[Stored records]

————

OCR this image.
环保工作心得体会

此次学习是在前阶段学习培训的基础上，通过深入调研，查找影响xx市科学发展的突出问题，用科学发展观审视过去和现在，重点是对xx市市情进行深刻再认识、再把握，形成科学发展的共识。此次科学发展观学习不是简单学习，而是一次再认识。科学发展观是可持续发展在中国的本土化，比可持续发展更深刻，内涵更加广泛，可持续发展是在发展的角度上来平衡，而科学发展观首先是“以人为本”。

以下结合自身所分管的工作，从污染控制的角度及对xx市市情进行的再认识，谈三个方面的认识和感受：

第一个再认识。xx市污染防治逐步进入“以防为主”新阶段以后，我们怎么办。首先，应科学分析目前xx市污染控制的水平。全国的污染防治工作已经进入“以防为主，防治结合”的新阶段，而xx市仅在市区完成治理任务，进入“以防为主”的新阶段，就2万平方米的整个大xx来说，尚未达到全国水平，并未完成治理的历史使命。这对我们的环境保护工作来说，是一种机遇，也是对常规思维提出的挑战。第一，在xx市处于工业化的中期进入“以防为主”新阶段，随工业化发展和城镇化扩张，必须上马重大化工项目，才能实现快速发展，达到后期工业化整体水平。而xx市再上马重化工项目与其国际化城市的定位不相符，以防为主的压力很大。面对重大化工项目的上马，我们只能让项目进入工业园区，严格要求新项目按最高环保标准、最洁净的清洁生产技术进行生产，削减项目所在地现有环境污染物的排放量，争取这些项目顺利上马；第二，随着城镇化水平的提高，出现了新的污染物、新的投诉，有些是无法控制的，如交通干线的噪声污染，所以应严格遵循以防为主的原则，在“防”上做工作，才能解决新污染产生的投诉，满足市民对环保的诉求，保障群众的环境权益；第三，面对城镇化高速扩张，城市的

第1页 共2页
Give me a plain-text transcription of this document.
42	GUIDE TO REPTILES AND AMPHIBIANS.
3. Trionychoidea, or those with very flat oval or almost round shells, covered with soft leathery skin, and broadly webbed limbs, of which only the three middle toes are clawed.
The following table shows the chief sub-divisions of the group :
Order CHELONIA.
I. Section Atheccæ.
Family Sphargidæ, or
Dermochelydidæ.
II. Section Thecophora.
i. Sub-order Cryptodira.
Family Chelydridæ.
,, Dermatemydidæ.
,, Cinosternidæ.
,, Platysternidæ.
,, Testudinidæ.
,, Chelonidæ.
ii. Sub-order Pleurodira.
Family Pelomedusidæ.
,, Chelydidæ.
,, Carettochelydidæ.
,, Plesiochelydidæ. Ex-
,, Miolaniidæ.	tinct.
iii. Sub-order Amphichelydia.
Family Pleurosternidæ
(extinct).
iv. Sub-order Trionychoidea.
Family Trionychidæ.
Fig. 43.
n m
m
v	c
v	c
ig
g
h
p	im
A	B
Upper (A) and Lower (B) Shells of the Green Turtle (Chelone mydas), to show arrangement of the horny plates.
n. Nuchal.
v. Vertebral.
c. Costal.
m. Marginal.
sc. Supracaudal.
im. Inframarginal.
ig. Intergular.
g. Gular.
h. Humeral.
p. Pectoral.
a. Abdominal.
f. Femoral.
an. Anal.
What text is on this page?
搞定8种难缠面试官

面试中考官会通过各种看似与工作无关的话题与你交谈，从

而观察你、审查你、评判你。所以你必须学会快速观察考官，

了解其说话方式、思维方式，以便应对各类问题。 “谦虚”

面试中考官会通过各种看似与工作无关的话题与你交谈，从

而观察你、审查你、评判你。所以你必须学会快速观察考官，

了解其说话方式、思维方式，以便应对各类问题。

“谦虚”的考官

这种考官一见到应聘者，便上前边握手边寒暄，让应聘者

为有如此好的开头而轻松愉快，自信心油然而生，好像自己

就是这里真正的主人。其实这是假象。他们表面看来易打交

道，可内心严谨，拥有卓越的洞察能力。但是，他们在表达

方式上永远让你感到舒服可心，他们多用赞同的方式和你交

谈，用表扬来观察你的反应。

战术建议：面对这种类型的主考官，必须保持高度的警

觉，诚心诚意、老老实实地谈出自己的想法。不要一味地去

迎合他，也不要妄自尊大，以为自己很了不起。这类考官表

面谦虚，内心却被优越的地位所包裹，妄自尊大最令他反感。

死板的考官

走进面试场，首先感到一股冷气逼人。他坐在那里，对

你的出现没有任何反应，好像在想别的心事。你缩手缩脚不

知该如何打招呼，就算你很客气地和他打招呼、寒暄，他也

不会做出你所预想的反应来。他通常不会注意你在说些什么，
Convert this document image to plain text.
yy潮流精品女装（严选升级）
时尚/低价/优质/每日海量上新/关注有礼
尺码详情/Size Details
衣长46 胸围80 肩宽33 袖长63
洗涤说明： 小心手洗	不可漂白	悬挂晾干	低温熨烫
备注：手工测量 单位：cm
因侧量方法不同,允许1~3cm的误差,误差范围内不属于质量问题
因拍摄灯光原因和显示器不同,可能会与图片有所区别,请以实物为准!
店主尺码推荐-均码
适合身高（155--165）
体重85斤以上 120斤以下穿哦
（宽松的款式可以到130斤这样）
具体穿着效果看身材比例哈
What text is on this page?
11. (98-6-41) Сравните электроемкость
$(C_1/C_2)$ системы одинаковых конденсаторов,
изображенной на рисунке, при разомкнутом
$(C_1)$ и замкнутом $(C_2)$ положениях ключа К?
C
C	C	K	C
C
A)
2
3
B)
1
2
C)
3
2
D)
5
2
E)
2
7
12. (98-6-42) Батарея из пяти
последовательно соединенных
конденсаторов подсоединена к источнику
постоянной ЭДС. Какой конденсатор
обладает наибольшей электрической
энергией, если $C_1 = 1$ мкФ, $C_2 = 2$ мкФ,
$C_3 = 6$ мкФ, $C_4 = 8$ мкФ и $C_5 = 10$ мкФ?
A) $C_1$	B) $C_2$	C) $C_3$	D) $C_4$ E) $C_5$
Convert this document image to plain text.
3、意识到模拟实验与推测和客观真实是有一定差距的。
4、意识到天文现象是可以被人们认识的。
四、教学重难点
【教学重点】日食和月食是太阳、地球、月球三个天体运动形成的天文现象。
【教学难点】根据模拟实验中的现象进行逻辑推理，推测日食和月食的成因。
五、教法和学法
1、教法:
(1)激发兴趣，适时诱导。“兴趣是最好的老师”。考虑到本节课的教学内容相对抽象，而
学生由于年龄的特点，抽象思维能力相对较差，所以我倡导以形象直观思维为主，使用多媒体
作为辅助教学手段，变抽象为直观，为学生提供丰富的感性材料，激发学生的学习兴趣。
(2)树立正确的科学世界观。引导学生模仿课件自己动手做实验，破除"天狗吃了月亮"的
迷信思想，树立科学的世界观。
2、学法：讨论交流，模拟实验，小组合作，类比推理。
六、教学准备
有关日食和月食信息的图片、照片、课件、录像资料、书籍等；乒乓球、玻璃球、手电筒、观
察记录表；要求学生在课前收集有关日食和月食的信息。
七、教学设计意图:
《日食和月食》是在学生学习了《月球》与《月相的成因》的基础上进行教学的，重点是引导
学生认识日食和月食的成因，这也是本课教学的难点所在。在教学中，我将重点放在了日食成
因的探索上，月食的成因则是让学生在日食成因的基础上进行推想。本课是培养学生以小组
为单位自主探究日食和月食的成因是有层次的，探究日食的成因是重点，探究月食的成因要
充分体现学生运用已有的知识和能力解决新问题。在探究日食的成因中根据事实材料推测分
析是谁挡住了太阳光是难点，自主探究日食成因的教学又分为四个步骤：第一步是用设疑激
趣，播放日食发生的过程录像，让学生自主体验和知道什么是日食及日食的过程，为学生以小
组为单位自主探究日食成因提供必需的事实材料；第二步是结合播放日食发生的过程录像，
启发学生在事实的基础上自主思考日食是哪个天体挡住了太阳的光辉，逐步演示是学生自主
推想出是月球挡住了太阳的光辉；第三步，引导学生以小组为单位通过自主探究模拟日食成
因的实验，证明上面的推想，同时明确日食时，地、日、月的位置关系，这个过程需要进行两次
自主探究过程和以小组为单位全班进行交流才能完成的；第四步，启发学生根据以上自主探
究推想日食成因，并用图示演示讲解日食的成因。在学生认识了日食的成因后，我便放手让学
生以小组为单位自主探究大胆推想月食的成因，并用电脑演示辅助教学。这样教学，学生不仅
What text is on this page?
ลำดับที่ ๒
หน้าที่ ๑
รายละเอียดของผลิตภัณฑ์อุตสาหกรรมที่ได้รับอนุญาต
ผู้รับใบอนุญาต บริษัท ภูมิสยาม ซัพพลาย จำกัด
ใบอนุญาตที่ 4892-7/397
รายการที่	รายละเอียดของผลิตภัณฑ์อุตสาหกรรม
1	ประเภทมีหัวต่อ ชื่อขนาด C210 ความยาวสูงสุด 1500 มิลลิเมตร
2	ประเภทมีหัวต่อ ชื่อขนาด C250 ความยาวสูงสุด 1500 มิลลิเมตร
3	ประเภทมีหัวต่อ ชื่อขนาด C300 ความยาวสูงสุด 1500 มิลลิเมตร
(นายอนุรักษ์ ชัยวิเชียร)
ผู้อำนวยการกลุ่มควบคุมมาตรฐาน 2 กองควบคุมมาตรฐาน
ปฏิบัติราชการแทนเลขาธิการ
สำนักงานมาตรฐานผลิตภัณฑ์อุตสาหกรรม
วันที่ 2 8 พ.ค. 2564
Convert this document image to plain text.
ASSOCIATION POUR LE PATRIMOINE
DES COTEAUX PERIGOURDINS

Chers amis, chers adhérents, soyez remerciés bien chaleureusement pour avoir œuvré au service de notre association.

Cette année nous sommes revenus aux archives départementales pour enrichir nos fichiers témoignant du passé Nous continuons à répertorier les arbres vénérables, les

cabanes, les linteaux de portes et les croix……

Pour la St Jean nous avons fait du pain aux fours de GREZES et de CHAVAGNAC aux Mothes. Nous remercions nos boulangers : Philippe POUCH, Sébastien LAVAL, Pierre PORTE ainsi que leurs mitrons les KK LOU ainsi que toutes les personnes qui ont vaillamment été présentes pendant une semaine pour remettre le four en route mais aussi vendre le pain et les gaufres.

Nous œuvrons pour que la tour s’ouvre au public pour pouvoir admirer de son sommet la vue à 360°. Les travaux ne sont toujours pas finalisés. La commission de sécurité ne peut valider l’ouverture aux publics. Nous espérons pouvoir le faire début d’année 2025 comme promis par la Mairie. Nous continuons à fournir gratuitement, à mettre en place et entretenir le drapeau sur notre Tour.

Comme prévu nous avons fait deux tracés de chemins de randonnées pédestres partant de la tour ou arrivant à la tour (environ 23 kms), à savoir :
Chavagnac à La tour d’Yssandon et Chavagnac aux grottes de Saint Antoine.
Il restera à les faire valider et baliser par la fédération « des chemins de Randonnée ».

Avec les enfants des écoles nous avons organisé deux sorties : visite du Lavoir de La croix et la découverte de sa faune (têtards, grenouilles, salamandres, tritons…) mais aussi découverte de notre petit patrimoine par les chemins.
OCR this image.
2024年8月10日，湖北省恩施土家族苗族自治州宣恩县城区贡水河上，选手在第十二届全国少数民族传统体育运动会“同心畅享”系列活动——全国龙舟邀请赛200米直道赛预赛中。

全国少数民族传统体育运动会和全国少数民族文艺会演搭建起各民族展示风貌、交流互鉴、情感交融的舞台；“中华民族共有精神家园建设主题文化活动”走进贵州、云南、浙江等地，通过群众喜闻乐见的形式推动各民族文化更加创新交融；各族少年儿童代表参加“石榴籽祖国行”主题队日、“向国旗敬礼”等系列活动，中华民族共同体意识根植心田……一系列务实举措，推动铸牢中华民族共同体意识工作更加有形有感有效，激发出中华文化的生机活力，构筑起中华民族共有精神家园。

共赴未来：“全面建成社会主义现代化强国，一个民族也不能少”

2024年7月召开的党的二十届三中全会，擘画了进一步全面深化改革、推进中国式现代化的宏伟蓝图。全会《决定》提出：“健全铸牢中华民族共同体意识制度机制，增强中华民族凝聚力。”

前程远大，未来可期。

————

(TASK OBJECTIVE):
Look over the listing above. Pick out and copy every line that includes "Section".

(ANSWER IN FULL):
I. Section Atheccæ.
II. Section Thecophora.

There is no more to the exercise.